STATED PROBLEM: Report every line below that holds the word "possible".

[A block of data]
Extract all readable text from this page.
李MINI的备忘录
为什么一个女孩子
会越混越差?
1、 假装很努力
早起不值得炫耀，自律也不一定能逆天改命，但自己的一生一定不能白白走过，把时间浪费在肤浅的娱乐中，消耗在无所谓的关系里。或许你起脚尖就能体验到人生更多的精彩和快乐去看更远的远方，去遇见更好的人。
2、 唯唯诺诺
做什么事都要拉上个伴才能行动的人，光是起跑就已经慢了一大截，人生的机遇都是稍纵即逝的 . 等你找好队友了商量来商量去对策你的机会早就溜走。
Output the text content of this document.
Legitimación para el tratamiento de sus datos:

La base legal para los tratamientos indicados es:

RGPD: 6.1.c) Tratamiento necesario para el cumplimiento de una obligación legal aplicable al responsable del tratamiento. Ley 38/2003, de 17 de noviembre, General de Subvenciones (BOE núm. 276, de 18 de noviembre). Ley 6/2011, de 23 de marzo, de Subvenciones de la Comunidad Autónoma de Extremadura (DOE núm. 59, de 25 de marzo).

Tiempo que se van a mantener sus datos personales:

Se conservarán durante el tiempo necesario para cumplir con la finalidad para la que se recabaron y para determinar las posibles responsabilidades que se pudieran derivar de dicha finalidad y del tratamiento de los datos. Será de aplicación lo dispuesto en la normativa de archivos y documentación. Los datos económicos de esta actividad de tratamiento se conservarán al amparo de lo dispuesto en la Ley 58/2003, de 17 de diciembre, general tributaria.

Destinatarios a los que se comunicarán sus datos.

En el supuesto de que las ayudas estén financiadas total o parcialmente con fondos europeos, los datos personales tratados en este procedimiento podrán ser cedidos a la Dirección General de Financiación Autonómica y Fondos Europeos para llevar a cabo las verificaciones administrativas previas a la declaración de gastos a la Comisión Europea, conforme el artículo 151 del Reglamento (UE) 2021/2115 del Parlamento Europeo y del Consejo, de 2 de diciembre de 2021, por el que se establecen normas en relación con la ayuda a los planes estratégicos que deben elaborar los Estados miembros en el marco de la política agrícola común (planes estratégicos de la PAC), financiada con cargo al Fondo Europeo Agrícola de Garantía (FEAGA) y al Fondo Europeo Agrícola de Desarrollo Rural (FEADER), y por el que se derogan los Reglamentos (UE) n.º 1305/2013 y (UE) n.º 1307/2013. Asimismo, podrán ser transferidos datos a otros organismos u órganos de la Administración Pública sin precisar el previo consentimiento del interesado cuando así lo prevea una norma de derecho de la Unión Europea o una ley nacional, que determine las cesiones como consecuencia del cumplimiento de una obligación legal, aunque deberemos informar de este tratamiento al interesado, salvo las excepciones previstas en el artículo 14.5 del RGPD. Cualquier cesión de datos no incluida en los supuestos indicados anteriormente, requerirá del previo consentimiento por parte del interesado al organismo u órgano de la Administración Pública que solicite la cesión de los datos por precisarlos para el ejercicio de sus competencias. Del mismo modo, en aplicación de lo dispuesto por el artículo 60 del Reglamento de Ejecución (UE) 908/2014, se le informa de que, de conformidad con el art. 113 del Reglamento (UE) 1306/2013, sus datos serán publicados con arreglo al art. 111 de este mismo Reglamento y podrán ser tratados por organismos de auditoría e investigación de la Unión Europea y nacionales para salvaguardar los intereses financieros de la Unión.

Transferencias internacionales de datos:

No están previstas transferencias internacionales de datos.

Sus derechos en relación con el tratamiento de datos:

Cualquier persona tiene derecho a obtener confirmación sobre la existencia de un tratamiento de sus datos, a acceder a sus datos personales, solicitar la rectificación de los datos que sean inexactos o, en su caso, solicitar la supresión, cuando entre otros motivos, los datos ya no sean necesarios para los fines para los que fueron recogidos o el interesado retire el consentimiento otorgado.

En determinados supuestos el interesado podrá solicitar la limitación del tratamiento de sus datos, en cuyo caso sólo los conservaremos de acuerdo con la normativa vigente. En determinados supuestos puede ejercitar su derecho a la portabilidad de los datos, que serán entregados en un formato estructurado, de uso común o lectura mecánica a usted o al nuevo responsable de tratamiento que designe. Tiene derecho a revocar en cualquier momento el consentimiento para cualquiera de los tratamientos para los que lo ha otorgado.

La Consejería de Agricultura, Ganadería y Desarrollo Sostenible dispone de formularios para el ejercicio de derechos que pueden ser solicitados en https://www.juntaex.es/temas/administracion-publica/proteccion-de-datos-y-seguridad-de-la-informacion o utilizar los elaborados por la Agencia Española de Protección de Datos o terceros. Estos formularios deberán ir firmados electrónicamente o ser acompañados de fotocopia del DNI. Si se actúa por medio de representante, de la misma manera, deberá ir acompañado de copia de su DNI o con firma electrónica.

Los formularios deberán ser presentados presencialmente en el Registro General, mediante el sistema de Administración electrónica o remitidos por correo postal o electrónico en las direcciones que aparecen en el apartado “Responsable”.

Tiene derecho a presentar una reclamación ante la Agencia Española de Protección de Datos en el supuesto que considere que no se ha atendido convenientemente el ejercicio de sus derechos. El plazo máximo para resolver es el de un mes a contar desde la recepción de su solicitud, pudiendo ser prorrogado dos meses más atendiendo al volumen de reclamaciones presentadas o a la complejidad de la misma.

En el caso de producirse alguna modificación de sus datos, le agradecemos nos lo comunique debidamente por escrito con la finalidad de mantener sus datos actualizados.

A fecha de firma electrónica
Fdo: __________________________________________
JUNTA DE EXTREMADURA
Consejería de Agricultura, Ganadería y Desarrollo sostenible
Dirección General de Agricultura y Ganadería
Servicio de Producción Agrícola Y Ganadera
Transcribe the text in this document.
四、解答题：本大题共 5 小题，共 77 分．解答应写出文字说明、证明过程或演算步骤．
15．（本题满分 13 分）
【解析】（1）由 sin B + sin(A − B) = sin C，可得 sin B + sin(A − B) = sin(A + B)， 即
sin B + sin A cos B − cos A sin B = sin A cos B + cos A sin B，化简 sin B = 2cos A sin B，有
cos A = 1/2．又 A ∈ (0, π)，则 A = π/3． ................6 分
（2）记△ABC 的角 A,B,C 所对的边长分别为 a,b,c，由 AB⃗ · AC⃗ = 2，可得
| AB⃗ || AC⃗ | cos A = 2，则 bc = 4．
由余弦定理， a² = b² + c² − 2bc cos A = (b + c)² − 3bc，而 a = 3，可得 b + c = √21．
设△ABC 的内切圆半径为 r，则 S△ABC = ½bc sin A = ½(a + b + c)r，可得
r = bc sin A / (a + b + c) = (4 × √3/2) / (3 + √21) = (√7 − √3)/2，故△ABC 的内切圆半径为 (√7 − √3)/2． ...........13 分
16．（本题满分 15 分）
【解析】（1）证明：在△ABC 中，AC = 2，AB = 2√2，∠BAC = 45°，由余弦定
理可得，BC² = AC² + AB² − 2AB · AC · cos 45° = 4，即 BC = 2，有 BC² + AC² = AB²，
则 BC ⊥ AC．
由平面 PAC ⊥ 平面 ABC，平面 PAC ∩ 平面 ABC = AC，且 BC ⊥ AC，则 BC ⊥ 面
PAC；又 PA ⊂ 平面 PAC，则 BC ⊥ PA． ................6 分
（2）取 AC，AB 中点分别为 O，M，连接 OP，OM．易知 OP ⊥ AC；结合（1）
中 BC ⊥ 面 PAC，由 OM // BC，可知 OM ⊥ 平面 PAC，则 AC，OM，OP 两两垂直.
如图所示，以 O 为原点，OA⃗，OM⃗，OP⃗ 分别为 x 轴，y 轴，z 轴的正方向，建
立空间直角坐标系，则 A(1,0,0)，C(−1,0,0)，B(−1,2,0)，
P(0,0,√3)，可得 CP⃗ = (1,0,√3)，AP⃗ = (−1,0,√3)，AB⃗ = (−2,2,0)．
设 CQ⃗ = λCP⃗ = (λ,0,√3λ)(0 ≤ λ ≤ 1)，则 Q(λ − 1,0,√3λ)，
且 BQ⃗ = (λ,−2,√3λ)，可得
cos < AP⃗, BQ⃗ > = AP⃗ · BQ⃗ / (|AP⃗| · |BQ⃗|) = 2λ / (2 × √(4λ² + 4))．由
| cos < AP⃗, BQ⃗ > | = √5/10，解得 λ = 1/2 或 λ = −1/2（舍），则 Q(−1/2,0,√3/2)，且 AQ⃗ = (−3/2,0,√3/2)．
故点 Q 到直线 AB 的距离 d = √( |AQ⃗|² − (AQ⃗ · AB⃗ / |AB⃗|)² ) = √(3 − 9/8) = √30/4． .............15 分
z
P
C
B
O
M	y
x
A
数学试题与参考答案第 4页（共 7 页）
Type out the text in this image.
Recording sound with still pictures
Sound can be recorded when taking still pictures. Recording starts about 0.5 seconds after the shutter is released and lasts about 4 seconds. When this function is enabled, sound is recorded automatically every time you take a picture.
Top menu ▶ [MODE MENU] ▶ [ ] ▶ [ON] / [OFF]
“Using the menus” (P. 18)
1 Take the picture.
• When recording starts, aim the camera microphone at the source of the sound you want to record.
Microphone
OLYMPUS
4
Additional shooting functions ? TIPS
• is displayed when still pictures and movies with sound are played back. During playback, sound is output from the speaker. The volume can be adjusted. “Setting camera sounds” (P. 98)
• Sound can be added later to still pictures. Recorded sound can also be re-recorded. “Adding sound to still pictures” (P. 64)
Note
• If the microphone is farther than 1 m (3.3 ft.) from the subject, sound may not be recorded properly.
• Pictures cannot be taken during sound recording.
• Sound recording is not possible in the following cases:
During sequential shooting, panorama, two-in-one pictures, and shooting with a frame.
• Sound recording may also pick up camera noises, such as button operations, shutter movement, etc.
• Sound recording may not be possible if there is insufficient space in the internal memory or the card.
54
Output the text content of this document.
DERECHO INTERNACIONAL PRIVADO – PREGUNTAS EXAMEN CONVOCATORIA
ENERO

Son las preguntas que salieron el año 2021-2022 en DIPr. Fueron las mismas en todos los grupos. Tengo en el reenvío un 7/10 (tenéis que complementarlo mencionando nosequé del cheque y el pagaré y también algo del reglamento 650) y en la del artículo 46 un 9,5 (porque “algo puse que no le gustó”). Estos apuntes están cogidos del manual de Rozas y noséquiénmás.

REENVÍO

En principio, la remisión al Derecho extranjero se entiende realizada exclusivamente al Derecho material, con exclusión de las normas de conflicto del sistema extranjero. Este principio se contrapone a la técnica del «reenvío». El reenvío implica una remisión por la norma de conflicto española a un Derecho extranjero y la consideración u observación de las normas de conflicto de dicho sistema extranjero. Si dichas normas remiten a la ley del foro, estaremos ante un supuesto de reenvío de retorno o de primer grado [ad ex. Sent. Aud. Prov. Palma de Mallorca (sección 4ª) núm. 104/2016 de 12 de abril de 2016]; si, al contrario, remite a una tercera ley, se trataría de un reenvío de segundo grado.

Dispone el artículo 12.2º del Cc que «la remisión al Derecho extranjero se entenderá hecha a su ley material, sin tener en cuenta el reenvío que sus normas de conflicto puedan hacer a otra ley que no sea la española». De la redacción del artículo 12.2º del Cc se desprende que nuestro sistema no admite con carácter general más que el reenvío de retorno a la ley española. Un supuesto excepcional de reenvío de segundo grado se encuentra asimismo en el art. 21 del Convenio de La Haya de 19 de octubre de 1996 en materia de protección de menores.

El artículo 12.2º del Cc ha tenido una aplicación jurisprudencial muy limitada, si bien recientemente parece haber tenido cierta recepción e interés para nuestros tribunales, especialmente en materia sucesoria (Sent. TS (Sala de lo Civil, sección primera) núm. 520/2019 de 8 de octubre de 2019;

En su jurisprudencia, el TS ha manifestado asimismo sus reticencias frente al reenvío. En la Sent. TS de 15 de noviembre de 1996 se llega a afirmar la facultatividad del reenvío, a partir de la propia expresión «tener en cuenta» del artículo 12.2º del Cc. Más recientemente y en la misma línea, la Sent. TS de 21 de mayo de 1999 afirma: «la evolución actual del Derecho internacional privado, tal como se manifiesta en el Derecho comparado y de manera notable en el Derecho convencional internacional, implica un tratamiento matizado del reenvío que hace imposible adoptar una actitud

EXERCISE SOLUTION:
• Sound recording is not possible in the following cases:
• Sound recording may not be possible if there is insufficient space in the internal memory or the card.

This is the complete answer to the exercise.